▸ Goal
Give back the records below exactly, every one, with no pictures.

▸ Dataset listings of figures

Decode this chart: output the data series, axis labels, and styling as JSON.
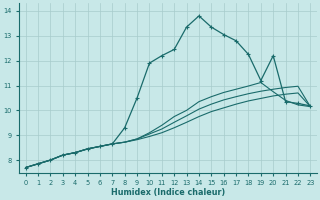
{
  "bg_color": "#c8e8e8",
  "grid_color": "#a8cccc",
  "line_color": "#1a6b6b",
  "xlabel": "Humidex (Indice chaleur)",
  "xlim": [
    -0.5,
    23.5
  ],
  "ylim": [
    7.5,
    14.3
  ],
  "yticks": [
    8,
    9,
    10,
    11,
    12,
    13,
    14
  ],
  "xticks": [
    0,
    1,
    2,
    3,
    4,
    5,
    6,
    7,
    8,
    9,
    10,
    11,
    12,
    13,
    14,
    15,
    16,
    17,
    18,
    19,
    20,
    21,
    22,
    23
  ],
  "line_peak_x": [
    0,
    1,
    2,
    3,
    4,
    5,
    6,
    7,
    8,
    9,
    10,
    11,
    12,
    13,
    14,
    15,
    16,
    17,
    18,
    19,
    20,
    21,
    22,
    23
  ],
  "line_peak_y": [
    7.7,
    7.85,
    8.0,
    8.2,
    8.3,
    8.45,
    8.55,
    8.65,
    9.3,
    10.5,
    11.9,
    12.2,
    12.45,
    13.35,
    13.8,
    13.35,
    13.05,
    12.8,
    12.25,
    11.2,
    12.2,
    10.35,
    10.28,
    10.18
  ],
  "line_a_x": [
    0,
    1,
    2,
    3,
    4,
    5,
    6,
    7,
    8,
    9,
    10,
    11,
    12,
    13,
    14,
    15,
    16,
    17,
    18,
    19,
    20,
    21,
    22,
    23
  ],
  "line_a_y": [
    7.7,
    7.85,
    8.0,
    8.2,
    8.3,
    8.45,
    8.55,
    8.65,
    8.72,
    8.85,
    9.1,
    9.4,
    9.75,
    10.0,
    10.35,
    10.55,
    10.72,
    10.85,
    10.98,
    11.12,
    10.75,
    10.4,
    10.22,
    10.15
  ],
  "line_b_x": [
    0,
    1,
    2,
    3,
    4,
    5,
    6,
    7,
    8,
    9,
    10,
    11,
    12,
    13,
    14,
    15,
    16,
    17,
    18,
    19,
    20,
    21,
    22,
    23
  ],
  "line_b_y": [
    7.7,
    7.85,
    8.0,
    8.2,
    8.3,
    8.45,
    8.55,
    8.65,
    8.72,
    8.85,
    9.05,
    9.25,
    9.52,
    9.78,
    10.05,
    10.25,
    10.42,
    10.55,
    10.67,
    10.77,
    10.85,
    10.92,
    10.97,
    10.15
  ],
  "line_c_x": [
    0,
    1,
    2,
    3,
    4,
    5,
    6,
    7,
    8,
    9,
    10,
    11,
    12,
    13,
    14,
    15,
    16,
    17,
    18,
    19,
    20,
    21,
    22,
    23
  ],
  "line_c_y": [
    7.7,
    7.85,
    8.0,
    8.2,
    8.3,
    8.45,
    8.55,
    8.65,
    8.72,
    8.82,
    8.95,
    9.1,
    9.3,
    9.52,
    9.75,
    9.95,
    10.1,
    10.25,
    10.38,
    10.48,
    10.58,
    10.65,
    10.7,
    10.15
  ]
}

▸ Solution below
Decode this chart: output the data series, axis labels, and styling as JSON.
{
  "bg_color": "#c8e8e8",
  "grid_color": "#a8cccc",
  "line_color": "#1a6b6b",
  "xlabel": "Humidex (Indice chaleur)",
  "xlim": [
    -0.5,
    23.5
  ],
  "ylim": [
    7.5,
    14.3
  ],
  "yticks": [
    8,
    9,
    10,
    11,
    12,
    13,
    14
  ],
  "xticks": [
    0,
    1,
    2,
    3,
    4,
    5,
    6,
    7,
    8,
    9,
    10,
    11,
    12,
    13,
    14,
    15,
    16,
    17,
    18,
    19,
    20,
    21,
    22,
    23
  ],
  "line_peak_x": [
    0,
    1,
    2,
    3,
    4,
    5,
    6,
    7,
    8,
    9,
    10,
    11,
    12,
    13,
    14,
    15,
    16,
    17,
    18,
    19,
    20,
    21,
    22,
    23
  ],
  "line_peak_y": [
    7.7,
    7.85,
    8.0,
    8.2,
    8.3,
    8.45,
    8.55,
    8.65,
    9.3,
    10.5,
    11.9,
    12.2,
    12.45,
    13.35,
    13.8,
    13.35,
    13.05,
    12.8,
    12.25,
    11.2,
    12.2,
    10.35,
    10.28,
    10.18
  ],
  "line_a_x": [
    0,
    1,
    2,
    3,
    4,
    5,
    6,
    7,
    8,
    9,
    10,
    11,
    12,
    13,
    14,
    15,
    16,
    17,
    18,
    19,
    20,
    21,
    22,
    23
  ],
  "line_a_y": [
    7.7,
    7.85,
    8.0,
    8.2,
    8.3,
    8.45,
    8.55,
    8.65,
    8.72,
    8.85,
    9.1,
    9.4,
    9.75,
    10.0,
    10.35,
    10.55,
    10.72,
    10.85,
    10.98,
    11.12,
    10.75,
    10.4,
    10.22,
    10.15
  ],
  "line_b_x": [
    0,
    1,
    2,
    3,
    4,
    5,
    6,
    7,
    8,
    9,
    10,
    11,
    12,
    13,
    14,
    15,
    16,
    17,
    18,
    19,
    20,
    21,
    22,
    23
  ],
  "line_b_y": [
    7.7,
    7.85,
    8.0,
    8.2,
    8.3,
    8.45,
    8.55,
    8.65,
    8.72,
    8.85,
    9.05,
    9.25,
    9.52,
    9.78,
    10.05,
    10.25,
    10.42,
    10.55,
    10.67,
    10.77,
    10.85,
    10.92,
    10.97,
    10.15
  ],
  "line_c_x": [
    0,
    1,
    2,
    3,
    4,
    5,
    6,
    7,
    8,
    9,
    10,
    11,
    12,
    13,
    14,
    15,
    16,
    17,
    18,
    19,
    20,
    21,
    22,
    23
  ],
  "line_c_y": [
    7.7,
    7.85,
    8.0,
    8.2,
    8.3,
    8.45,
    8.55,
    8.65,
    8.72,
    8.82,
    8.95,
    9.1,
    9.3,
    9.52,
    9.75,
    9.95,
    10.1,
    10.25,
    10.38,
    10.48,
    10.58,
    10.65,
    10.7,
    10.15
  ]
}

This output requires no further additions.